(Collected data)
## START

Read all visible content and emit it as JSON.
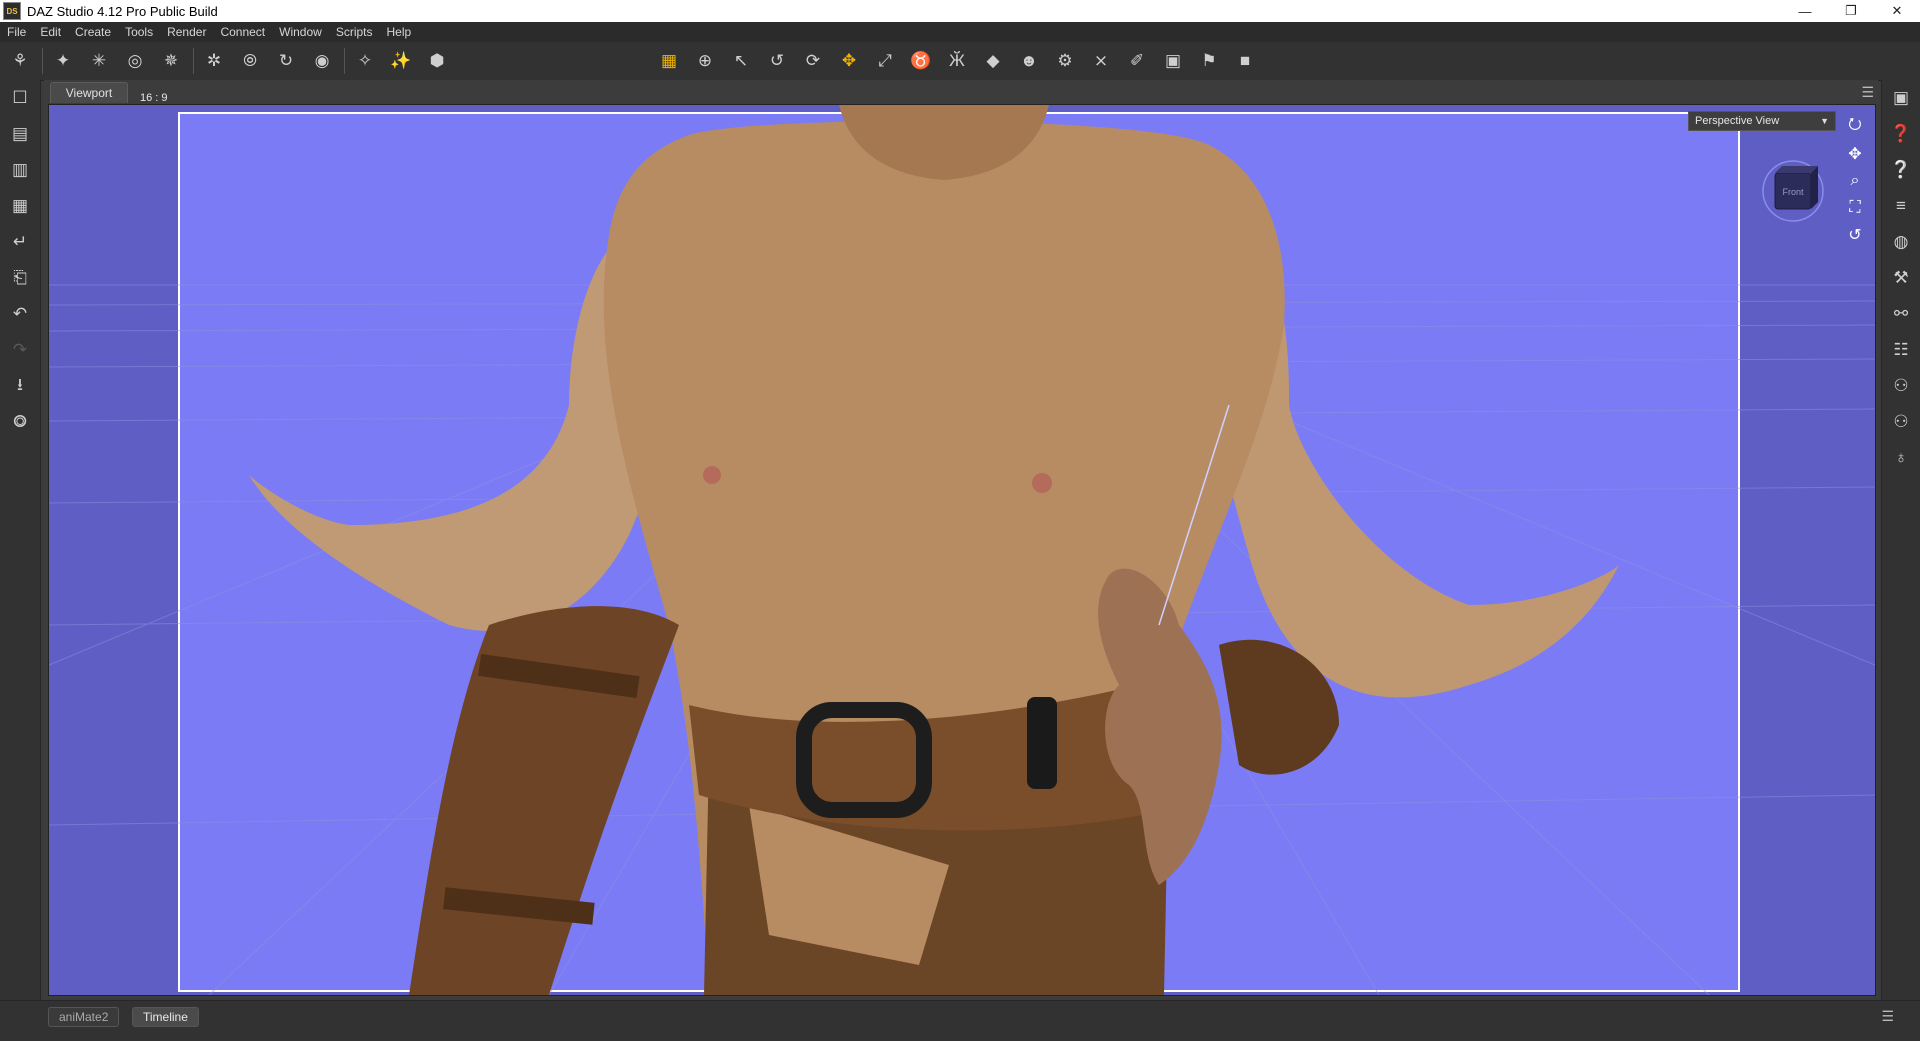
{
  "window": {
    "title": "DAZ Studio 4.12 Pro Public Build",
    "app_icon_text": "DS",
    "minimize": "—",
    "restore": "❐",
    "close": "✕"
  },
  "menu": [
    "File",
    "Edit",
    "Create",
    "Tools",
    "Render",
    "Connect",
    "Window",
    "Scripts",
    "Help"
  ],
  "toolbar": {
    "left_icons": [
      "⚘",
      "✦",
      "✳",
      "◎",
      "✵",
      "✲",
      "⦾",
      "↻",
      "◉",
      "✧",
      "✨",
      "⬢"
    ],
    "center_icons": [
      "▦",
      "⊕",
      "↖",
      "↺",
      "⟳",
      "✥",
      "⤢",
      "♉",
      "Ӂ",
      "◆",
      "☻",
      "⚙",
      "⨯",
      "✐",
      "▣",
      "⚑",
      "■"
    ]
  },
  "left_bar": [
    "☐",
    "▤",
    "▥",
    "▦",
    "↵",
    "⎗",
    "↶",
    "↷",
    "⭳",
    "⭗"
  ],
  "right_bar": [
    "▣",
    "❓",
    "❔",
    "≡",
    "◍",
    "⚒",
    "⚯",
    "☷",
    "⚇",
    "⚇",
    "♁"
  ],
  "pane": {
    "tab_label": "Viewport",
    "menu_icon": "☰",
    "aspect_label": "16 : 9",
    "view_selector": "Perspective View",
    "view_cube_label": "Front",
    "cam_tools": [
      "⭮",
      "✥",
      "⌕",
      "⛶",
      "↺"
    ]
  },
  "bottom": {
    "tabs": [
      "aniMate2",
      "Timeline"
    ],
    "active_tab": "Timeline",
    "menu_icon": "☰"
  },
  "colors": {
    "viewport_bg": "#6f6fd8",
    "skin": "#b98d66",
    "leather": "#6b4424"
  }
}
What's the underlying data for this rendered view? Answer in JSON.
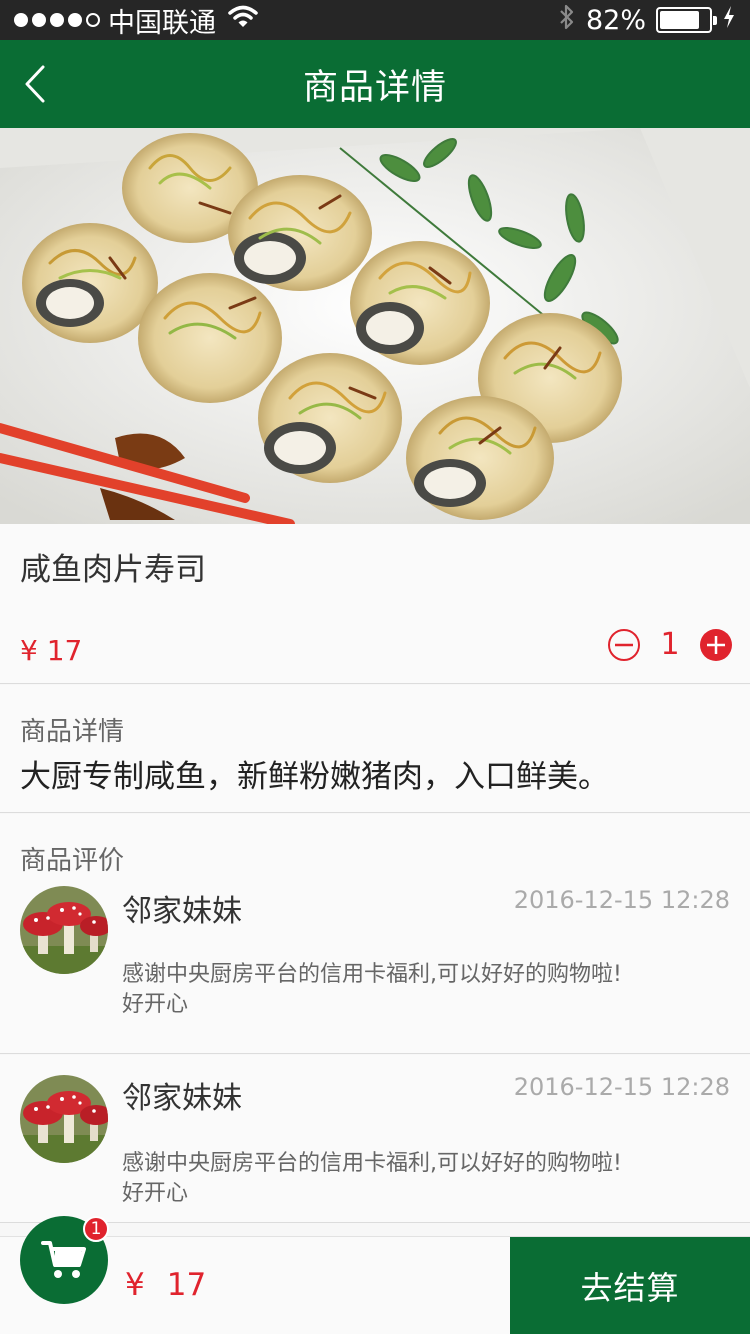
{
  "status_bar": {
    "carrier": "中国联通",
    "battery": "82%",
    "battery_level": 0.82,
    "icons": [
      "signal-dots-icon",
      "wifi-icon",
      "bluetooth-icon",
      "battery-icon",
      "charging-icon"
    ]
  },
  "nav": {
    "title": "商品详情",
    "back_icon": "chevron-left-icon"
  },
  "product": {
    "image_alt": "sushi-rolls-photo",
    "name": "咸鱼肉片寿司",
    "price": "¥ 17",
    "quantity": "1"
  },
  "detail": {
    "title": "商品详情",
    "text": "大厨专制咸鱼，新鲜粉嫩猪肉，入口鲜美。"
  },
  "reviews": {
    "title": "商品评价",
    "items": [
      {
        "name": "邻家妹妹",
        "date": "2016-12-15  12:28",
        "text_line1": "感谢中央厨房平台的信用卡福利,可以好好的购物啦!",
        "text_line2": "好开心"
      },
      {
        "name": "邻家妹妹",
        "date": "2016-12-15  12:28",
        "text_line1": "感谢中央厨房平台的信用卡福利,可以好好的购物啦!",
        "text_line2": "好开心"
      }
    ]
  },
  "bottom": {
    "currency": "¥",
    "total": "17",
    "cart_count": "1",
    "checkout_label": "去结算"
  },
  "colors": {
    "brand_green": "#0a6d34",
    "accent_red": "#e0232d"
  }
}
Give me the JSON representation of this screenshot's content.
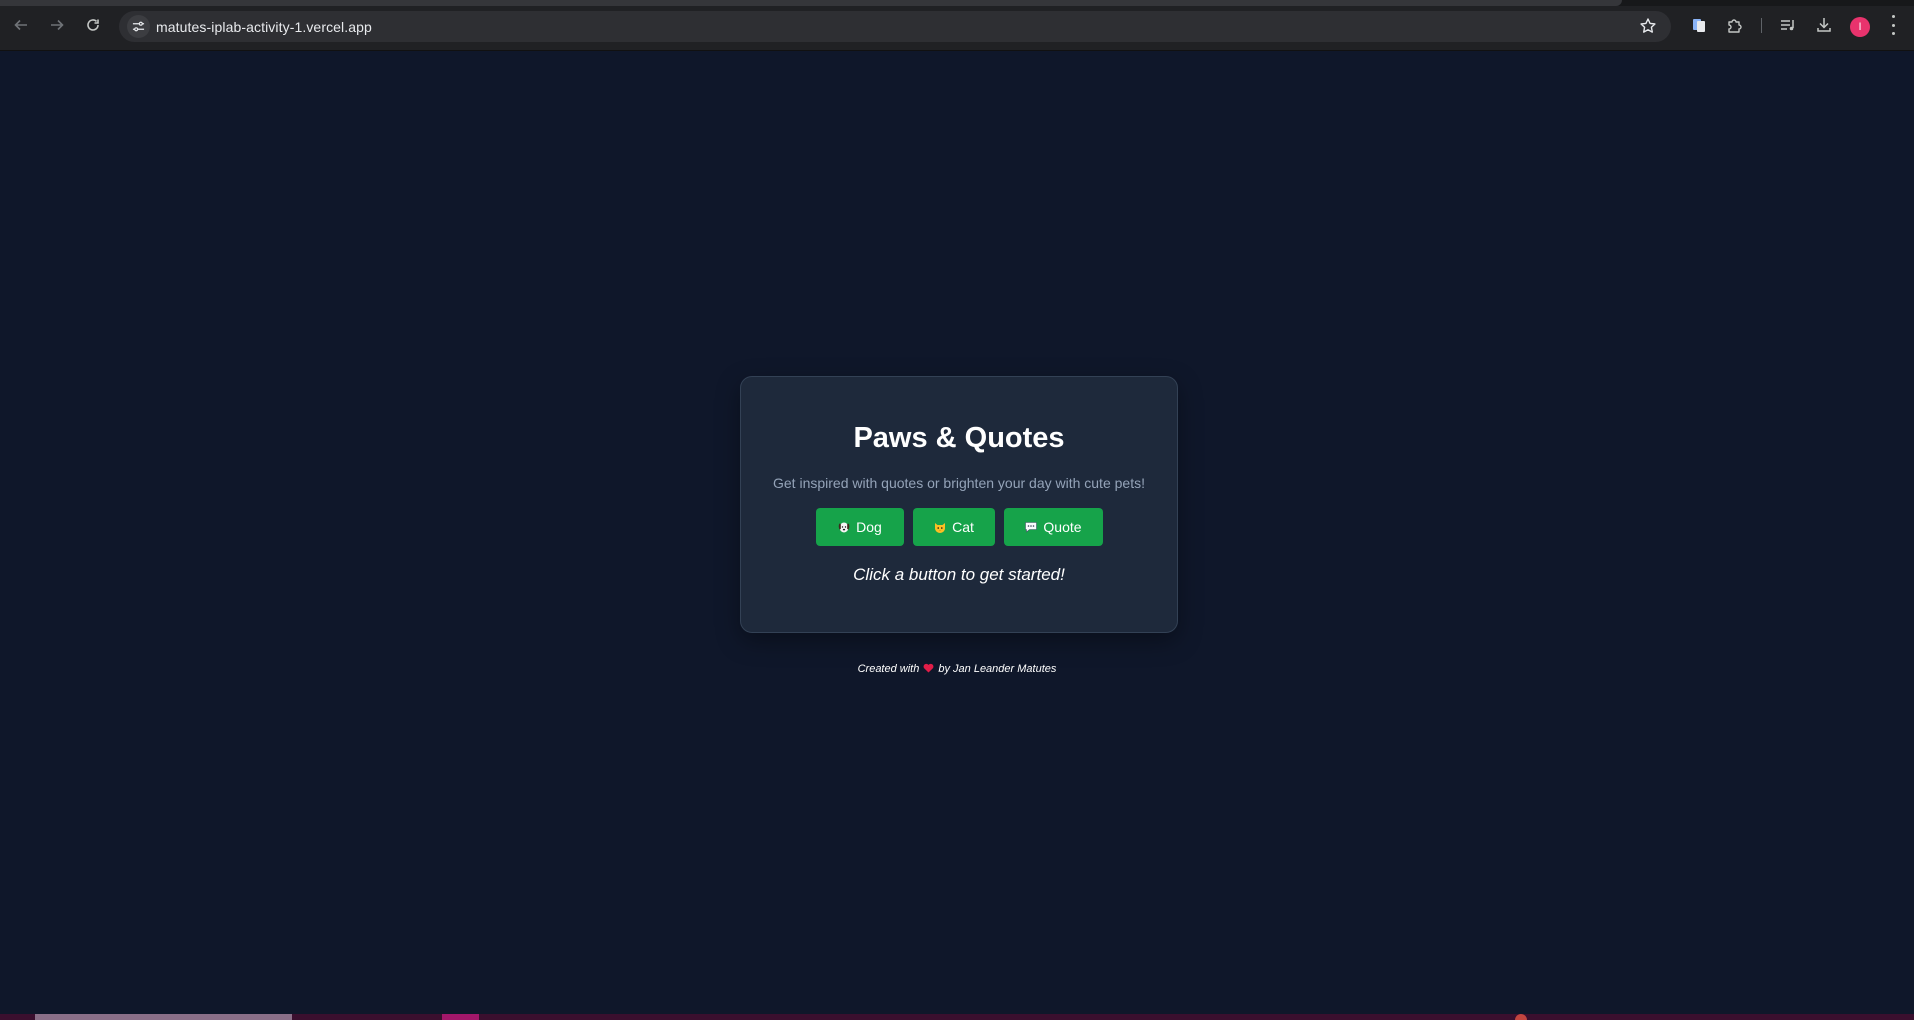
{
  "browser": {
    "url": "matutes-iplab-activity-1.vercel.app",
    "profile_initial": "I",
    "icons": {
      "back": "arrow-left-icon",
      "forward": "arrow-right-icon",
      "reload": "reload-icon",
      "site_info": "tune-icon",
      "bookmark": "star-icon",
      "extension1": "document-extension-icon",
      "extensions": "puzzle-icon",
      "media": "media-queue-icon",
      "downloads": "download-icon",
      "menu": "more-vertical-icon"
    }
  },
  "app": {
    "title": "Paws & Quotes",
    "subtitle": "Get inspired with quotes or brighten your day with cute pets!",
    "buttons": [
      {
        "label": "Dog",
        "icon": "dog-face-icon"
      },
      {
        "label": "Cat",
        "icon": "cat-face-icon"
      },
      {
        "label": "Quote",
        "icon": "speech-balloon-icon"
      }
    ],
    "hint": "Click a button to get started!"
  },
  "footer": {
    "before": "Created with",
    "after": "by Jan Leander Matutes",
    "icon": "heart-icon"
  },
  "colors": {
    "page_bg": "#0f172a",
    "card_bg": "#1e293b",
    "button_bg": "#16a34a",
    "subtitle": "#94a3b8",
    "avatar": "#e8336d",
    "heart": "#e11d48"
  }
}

## END

◆ **TO BE DONE**
Write the material out again exactly as it appears, dropping the pictures.

◆ **THE REPLY**
Read all visible content and emit it as JSON.
{
  "window": {
    "title": "DAZ Studio 4.12 Pro Public Build",
    "app_icon_text": "DS",
    "minimize": "—",
    "restore": "❐",
    "close": "✕"
  },
  "menu": [
    "File",
    "Edit",
    "Create",
    "Tools",
    "Render",
    "Connect",
    "Window",
    "Scripts",
    "Help"
  ],
  "toolbar": {
    "left_icons": [
      "⚘",
      "✦",
      "✳",
      "◎",
      "✵",
      "✲",
      "⦾",
      "↻",
      "◉",
      "✧",
      "✨",
      "⬢"
    ],
    "center_icons": [
      "▦",
      "⊕",
      "↖",
      "↺",
      "⟳",
      "✥",
      "⤢",
      "♉",
      "Ӂ",
      "◆",
      "☻",
      "⚙",
      "⨯",
      "✐",
      "▣",
      "⚑",
      "■"
    ]
  },
  "left_bar": [
    "☐",
    "▤",
    "▥",
    "▦",
    "↵",
    "⎗",
    "↶",
    "↷",
    "⭳",
    "⭗"
  ],
  "right_bar": [
    "▣",
    "❓",
    "❔",
    "≡",
    "◍",
    "⚒",
    "⚯",
    "☷",
    "⚇",
    "⚇",
    "♁"
  ],
  "pane": {
    "tab_label": "Viewport",
    "menu_icon": "☰",
    "aspect_label": "16 : 9",
    "view_selector": "Perspective View",
    "view_cube_label": "Front",
    "cam_tools": [
      "⭮",
      "✥",
      "⌕",
      "⛶",
      "↺"
    ]
  },
  "bottom": {
    "tabs": [
      "aniMate2",
      "Timeline"
    ],
    "active_tab": "Timeline",
    "menu_icon": "☰"
  },
  "colors": {
    "viewport_bg": "#6f6fd8",
    "skin": "#b98d66",
    "leather": "#6b4424"
  }
}
What's the underlying data for this rendered view? Answer in JSON.
{
  "status_bar": {
    "carrier": "中国联通",
    "battery": "82%",
    "battery_level": 0.82,
    "icons": [
      "signal-dots-icon",
      "wifi-icon",
      "bluetooth-icon",
      "battery-icon",
      "charging-icon"
    ]
  },
  "nav": {
    "title": "商品详情",
    "back_icon": "chevron-left-icon"
  },
  "product": {
    "image_alt": "sushi-rolls-photo",
    "name": "咸鱼肉片寿司",
    "price": "¥ 17",
    "quantity": "1"
  },
  "detail": {
    "title": "商品详情",
    "text": "大厨专制咸鱼，新鲜粉嫩猪肉，入口鲜美。"
  },
  "reviews": {
    "title": "商品评价",
    "items": [
      {
        "name": "邻家妹妹",
        "date": "2016-12-15  12:28",
        "text_line1": "感谢中央厨房平台的信用卡福利,可以好好的购物啦!",
        "text_line2": "好开心"
      },
      {
        "name": "邻家妹妹",
        "date": "2016-12-15  12:28",
        "text_line1": "感谢中央厨房平台的信用卡福利,可以好好的购物啦!",
        "text_line2": "好开心"
      }
    ]
  },
  "bottom": {
    "currency": "¥",
    "total": "17",
    "cart_count": "1",
    "checkout_label": "去结算"
  },
  "colors": {
    "brand_green": "#0a6d34",
    "accent_red": "#e0232d"
  }
}
Give me the JSON representation of this screenshot's content.
{
  "browser": {
    "url": "matutes-iplab-activity-1.vercel.app",
    "profile_initial": "I",
    "icons": {
      "back": "arrow-left-icon",
      "forward": "arrow-right-icon",
      "reload": "reload-icon",
      "site_info": "tune-icon",
      "bookmark": "star-icon",
      "extension1": "document-extension-icon",
      "extensions": "puzzle-icon",
      "media": "media-queue-icon",
      "downloads": "download-icon",
      "menu": "more-vertical-icon"
    }
  },
  "app": {
    "title": "Paws & Quotes",
    "subtitle": "Get inspired with quotes or brighten your day with cute pets!",
    "buttons": [
      {
        "label": "Dog",
        "icon": "dog-face-icon"
      },
      {
        "label": "Cat",
        "icon": "cat-face-icon"
      },
      {
        "label": "Quote",
        "icon": "speech-balloon-icon"
      }
    ],
    "hint": "Click a button to get started!"
  },
  "footer": {
    "before": "Created with",
    "after": "by Jan Leander Matutes",
    "icon": "heart-icon"
  },
  "colors": {
    "page_bg": "#0f172a",
    "card_bg": "#1e293b",
    "button_bg": "#16a34a",
    "subtitle": "#94a3b8",
    "avatar": "#e8336d",
    "heart": "#e11d48"
  }
}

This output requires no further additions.